* DOCUMENT TEXT *

Ben Bradlee was in the lobby of the National Press Building when he heard the news that John F. Kennedy had been shot. He returned to his office in Newsweek: "Colleagues were crowded around the ticker, dazed, watching the deadly bursts of unbelievable, wrenching news, worsening every few seconds... And then, so suddenly, he was dead. Life changed, forever, in the middle of a nice day, at the end of a good week, in a wonderful year of what looked like an extraordinary decade of promise. It would take months before we would begin to understand how, but the inevitability of wrenching change was plain as tears."

Kennedy had died on a Friday. Bradlee claims that the journal's main article about the Bobby Baker scandal and its links with Vice President Lyndon B. Johnson had already been printed: "Fridays are the beginning of the end of a week in the life of a news magazine. The covers have long since been printed, waiting for the rest of the book. All the features - the back of the book-have been edited and typeset. The leads of the news sections are being written, edited, rewritten, and rewritten again. The printed cover of the impending scandal involving Bobby Baker, LBJ's protégé, was scrapped. The entire magazine went out the window and we began all over again."

* GIVEN DATA *
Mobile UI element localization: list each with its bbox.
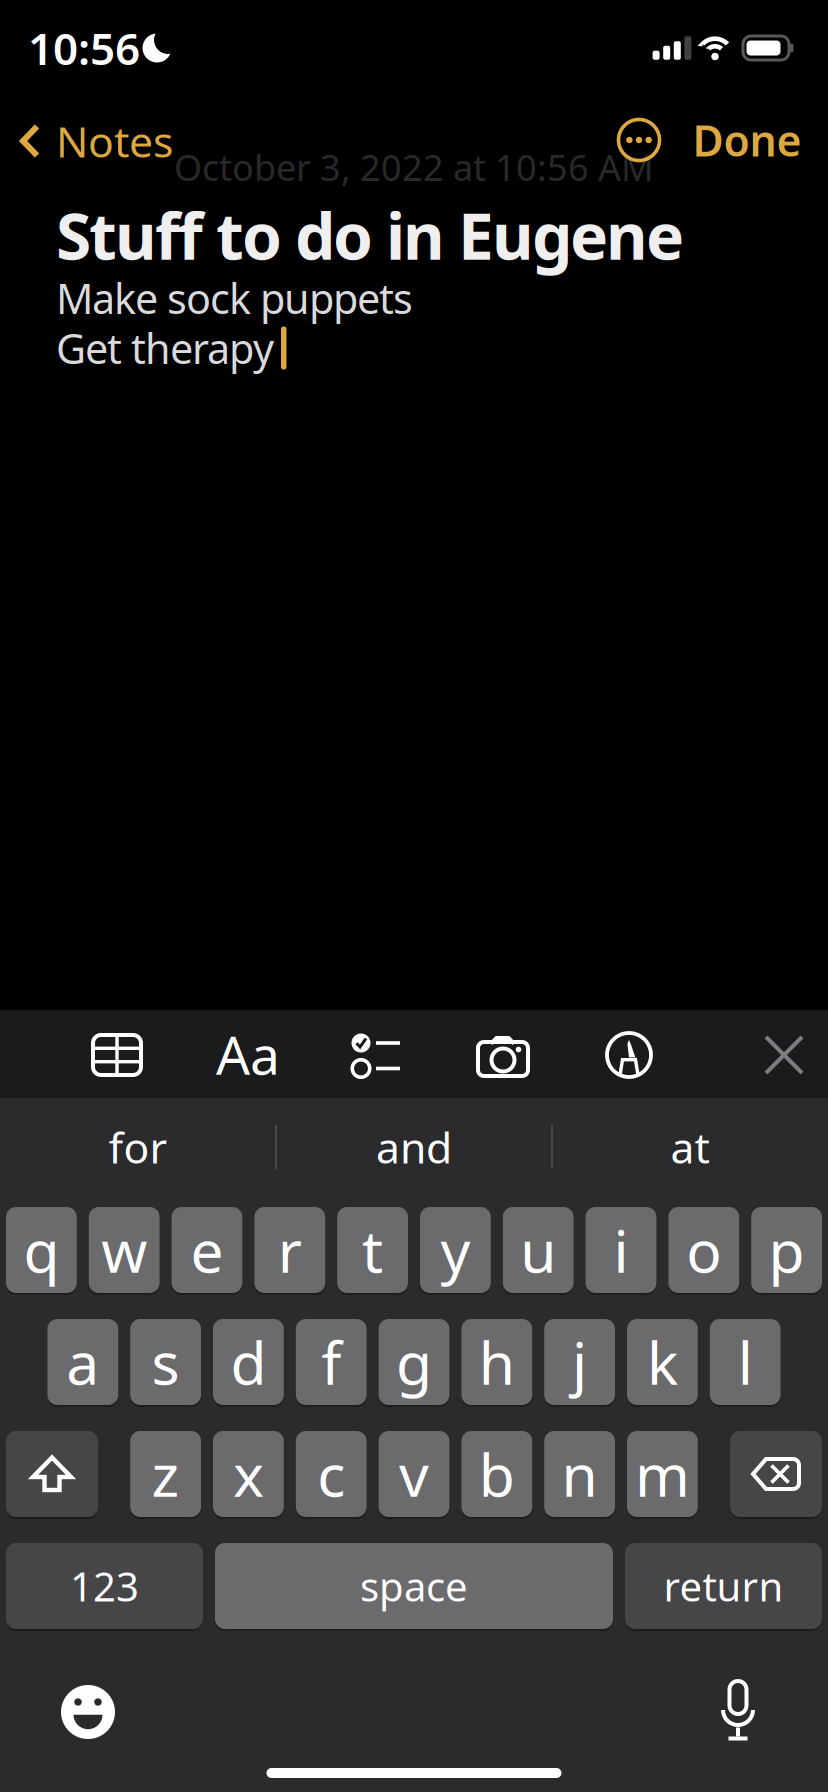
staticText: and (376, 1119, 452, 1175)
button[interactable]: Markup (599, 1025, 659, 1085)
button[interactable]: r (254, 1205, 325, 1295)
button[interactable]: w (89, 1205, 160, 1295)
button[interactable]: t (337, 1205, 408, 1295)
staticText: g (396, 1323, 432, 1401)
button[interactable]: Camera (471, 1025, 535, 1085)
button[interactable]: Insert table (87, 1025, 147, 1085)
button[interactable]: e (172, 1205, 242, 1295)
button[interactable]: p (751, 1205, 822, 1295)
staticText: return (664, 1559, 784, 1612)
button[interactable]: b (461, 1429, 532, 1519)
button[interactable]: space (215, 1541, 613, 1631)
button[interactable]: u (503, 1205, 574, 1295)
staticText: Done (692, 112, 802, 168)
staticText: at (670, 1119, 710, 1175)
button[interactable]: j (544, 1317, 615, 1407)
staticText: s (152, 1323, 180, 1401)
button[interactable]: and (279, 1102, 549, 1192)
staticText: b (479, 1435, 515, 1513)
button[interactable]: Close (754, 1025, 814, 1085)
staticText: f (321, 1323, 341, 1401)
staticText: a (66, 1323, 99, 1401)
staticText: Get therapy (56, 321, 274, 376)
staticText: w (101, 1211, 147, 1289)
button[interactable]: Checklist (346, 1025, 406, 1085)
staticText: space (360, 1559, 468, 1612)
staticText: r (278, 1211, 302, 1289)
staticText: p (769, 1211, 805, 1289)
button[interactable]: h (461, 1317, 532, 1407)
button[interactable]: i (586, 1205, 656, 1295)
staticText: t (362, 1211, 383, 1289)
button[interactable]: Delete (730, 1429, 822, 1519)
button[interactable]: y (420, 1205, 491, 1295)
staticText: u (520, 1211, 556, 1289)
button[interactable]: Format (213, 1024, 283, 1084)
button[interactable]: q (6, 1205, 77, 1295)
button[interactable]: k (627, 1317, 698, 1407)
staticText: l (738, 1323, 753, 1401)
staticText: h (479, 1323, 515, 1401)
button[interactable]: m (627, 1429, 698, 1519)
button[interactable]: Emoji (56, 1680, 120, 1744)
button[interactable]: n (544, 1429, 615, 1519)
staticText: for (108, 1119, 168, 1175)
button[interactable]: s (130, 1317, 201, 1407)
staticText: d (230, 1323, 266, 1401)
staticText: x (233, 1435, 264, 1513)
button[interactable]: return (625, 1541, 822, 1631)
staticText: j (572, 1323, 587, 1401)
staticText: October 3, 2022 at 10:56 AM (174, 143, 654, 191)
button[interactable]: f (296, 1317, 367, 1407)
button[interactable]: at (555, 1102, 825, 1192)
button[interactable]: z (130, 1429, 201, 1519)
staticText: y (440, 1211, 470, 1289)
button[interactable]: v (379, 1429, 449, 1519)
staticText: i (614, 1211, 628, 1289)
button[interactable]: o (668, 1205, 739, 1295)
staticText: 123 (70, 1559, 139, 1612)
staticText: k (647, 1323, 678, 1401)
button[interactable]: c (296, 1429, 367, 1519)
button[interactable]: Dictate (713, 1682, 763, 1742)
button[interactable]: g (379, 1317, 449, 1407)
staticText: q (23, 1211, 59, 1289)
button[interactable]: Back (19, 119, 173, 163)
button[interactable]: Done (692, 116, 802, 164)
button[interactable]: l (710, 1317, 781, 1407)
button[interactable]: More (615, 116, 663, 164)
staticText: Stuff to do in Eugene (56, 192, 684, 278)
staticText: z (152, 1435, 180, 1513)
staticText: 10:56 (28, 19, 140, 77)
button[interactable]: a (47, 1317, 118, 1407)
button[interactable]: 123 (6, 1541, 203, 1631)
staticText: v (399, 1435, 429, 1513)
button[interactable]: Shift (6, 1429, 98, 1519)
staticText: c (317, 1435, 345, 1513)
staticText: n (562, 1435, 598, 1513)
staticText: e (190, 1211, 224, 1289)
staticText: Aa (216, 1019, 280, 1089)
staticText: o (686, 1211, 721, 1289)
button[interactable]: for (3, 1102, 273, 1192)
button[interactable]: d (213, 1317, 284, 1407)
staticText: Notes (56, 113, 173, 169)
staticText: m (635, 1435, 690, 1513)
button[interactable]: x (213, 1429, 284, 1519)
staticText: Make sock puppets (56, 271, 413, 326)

* EXERCISE INSTRUCTIONS *
(1) Answer these questions from the Bradlee passage.
(a) Where was Bradlee when he heard that Kennedy had been shot?
(b) On what day of the week did Kennedy die?
(c) Whose protégé was Bobby Baker?
(2) Name every person mentioned in the Bradlee passage, listing each person only once.
(3) Decide whether each statement agrees with the Bradlee passage. Answer yes or no, and quote the words that settle it.
(a) By Friday, the features at the back of the book had not yet been typeset.
(b) After hearing the news, Bradlee went back to his office at Newsweek.
(c) The printed cover about the Bobby Baker scandal was kept for that issue.
You will not need the entries at all.

* ANSWERS FOR THE TASKS *
(1)
(a) In the lobby of the National Press Building.
(b) Friday.
(c) LBJ's, that is, Vice President Lyndon B. Johnson's.

(2)
Ben Bradlee
John F. Kennedy
Bobby Baker
Lyndon B. Johnson (also called LBJ)

(3)
(a) No: "All the features - the back of the book-have been edited and typeset."
(b) Yes: "He returned to his office in Newsweek"
(c) No: "The printed cover of the impending scandal involving Bobby Baker, LBJ's protégé, was scrapped."